### [Source text]
>> start

Hi;
maybe, for the rules, you would like the Chinese rules,
and in particular the
"TROMP-TAYLOR CONCISE RULES OF GO"
at https://www.cs.cmu.edu/~wjh/go/tmp/rules/TrompTaylor.html

If you like maths, you might check Robson's result, which shows that with
Japanese rules the game is Exptime-hard (exptime-completeness depends on
the exact formalization of Japanese rules, which are too blurry...) (see at
the end of this message).

The complexity for Chinese rules is somewhere between Pspace and Expspace
(this was discussed earlier in this mailing list, I guess... sorry for not
remembering who pointed out first that the common belief that Go with
Chinese rules is in Exptime has never been formally proved and is in fact
not trivial).

Interestingy, for Japanese rules, even for a subset of positions for which
Robson's result is applied, the decidability of phantom-Go (in the sense:
is there a move with winning probability >= 50% ?) is not proved (the
undecidability is not proved, also :-) ); and for Chinese rules, the
decidability is obvious, but the upper complexity bounds are just
huge.

=============
Nb: Robson's paper is discussed here
https://docs.google.com/document/d/1Oq4Vk4oEDZQEbB3hql8nCDUK69pmyJrG0rs9LvsG_WM/edit;
I have scanned the original report and, as Michael agrees for it, I will
put this on the web soon (for the moment only rare people have access to
the document in paper format :-) ).









On Mon, Jan 25, 2016 at 9:11 AM, Mark Goldfain <markgoldf...@comcast.net>
wrote:

> Well, although Dr. Tromp seems rather modest about this result, I haven't
> heard of anyone else doing similarly interesting work on the theoretical
> foundations of the game.  This set of results is fascinating and
> newsworthy.
> Congratulations on carrying this out, all the way up to 19x19 !
>
> I have a couple of questions, if these comments are being seen by Dr.
> Tromp.
>
> 1. So, as you go up the chart, what is the percentage of all possible
> positions that are legal?

>> end

### [Tasks to complete]
#1 According to the message on Go rules, between which two complexity classes does Go with Chinese rules fall?
#2 Extend the message on Go rules, picking up right after its last sentence.
The items that follow come from a different source than the message on Go rules.

### [Data excerpts]
>> start

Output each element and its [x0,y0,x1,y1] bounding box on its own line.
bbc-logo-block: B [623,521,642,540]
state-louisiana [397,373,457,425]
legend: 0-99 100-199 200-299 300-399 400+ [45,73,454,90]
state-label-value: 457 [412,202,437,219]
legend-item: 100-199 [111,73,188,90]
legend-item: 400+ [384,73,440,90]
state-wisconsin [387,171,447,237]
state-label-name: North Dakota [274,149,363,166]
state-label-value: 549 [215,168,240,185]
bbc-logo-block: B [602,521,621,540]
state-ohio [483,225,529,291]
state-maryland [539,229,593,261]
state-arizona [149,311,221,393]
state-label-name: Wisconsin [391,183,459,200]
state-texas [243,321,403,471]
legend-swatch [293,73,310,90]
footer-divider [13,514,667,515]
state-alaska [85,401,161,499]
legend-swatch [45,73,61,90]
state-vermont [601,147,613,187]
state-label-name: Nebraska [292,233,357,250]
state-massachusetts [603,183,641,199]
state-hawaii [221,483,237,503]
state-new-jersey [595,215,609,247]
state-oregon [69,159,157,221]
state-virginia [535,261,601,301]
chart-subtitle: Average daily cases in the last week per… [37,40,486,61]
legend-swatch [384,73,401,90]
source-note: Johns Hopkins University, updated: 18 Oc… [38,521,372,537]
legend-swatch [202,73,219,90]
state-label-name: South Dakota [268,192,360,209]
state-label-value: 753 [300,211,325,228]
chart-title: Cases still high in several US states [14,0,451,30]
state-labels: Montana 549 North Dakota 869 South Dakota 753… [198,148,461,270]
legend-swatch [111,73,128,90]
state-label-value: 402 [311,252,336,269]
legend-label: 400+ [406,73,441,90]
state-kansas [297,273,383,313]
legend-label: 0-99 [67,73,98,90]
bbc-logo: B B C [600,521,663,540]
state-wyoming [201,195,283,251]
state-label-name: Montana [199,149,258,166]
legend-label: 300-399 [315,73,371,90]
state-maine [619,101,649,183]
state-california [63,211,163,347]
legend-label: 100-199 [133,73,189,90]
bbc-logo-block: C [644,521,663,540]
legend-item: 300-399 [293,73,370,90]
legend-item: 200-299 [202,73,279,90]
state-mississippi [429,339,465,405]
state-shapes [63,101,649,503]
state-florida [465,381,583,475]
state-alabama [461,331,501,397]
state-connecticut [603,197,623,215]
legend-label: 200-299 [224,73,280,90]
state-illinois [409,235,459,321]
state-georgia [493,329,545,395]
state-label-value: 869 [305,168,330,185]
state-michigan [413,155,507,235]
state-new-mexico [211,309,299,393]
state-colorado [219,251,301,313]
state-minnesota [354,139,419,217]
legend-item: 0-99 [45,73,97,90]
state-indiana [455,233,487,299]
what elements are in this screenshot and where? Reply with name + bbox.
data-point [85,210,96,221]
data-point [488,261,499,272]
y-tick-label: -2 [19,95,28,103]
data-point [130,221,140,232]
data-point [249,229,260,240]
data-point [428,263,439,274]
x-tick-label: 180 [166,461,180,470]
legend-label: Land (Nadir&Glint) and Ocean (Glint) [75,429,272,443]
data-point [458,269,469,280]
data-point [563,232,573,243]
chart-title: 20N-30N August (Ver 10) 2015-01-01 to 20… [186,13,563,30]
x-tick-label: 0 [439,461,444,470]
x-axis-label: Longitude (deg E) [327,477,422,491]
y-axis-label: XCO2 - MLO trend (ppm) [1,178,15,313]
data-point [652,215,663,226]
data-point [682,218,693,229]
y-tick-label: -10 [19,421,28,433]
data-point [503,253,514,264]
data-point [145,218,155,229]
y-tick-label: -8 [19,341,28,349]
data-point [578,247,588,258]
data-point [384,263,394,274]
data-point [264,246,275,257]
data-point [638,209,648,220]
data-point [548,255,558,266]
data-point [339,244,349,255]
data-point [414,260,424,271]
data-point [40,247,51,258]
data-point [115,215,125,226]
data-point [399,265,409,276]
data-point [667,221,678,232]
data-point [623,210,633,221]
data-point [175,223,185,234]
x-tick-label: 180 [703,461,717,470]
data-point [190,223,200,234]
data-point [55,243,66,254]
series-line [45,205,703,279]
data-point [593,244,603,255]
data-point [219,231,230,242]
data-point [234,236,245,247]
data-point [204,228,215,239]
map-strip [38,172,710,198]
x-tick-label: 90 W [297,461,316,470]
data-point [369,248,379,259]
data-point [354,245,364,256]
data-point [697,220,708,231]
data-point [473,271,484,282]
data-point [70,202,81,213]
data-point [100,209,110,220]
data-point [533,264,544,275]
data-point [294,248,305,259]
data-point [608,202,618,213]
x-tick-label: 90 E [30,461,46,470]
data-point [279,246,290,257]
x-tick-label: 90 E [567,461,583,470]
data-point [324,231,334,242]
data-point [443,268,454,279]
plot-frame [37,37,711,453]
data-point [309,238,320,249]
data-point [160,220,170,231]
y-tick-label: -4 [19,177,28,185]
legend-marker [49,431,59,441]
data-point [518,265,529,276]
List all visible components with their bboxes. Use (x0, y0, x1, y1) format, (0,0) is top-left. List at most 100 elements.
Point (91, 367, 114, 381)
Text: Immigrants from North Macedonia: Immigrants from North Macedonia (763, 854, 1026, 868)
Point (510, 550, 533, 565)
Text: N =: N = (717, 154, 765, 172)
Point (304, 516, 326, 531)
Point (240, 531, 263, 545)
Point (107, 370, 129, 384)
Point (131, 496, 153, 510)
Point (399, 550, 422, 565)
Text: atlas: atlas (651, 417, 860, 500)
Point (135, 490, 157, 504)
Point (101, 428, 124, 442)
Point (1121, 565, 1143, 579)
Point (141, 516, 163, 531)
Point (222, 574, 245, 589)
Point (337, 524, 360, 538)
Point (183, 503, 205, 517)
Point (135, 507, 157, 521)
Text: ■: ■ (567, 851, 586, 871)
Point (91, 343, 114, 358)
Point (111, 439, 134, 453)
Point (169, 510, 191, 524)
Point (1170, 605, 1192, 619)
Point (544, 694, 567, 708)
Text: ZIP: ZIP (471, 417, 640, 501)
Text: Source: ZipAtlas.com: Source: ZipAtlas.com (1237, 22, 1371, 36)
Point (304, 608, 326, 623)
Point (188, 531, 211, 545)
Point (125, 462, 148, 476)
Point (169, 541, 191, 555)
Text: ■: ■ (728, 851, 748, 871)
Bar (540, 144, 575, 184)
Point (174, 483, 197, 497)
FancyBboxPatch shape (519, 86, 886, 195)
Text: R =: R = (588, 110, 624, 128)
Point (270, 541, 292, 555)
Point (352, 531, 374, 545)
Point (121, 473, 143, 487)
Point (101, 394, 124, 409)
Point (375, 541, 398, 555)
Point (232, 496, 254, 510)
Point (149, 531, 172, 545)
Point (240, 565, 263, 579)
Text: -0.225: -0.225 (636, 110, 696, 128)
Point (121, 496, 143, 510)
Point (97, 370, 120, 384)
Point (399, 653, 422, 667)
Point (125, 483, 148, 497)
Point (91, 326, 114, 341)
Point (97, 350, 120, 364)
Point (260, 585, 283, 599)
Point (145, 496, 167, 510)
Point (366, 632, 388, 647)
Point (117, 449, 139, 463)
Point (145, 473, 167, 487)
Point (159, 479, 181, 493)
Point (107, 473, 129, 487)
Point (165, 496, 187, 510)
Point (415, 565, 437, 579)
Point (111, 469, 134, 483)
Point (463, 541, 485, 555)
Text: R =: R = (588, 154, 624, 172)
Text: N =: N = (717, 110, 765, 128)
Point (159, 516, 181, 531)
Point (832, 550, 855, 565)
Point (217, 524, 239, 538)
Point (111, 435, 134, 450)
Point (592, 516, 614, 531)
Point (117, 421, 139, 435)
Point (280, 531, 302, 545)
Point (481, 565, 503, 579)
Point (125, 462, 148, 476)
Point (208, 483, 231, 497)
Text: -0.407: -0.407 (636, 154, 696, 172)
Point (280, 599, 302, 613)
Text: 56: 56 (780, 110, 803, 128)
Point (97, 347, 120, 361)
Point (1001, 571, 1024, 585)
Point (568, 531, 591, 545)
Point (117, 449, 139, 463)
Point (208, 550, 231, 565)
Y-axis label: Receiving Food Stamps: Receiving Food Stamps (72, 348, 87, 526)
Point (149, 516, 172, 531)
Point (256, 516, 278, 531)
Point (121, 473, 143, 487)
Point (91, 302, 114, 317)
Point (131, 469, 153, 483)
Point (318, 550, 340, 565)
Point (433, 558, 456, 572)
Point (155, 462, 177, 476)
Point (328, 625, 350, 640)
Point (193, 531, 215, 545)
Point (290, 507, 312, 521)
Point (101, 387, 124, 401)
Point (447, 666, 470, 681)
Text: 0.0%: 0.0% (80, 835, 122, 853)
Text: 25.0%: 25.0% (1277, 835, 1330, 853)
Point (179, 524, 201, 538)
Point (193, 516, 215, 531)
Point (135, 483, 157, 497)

>> end

### [Exercise responses]
#1 Between Pspace and Expspace.

#2
>     Isn't that a trivially-quick corollary from your results?  [ (Tromp
> result) / (3 **(n*n)) ]
>     And isn't that an interesting sequence?  Perhaps more intuitively
> useful to a go-programmer
>     than the raw numbers themselves?  Does this set of ratios make any
> intuitive sense to you
>     ... or should I rephrase that as -- can you rationalize these results
> of the ratios?
>
> 2. One of the most frustrating things about writing a program to play go
> is that the rules are
>     a bit blurry.  Far too blurry to really satisfy a computer
> programmer.  I think some of the
>     work you've done over the years is in creating a rigorous and
> computable set of rules.
>     Is this correct, or have I heard wrong on this count?  Do you have a
> set of rules that
>     could be profitably used for the basis of a go-playing program, that
> you like today?
>     Is there a link to such a rule set somewhere?
>
> Thanks,
> -- Mark Goldfain
>
> _______________________________________________
> Computer-go mailing list
> Computer-go@computer-go.org
> http://computer-go.org/mailman/listinfo/computer-go




-- 
=========================================================
Olivier Teytaud, olivier.teyt...@inria.fr, TAO, LRI, UMR 8623(CNRS - Univ.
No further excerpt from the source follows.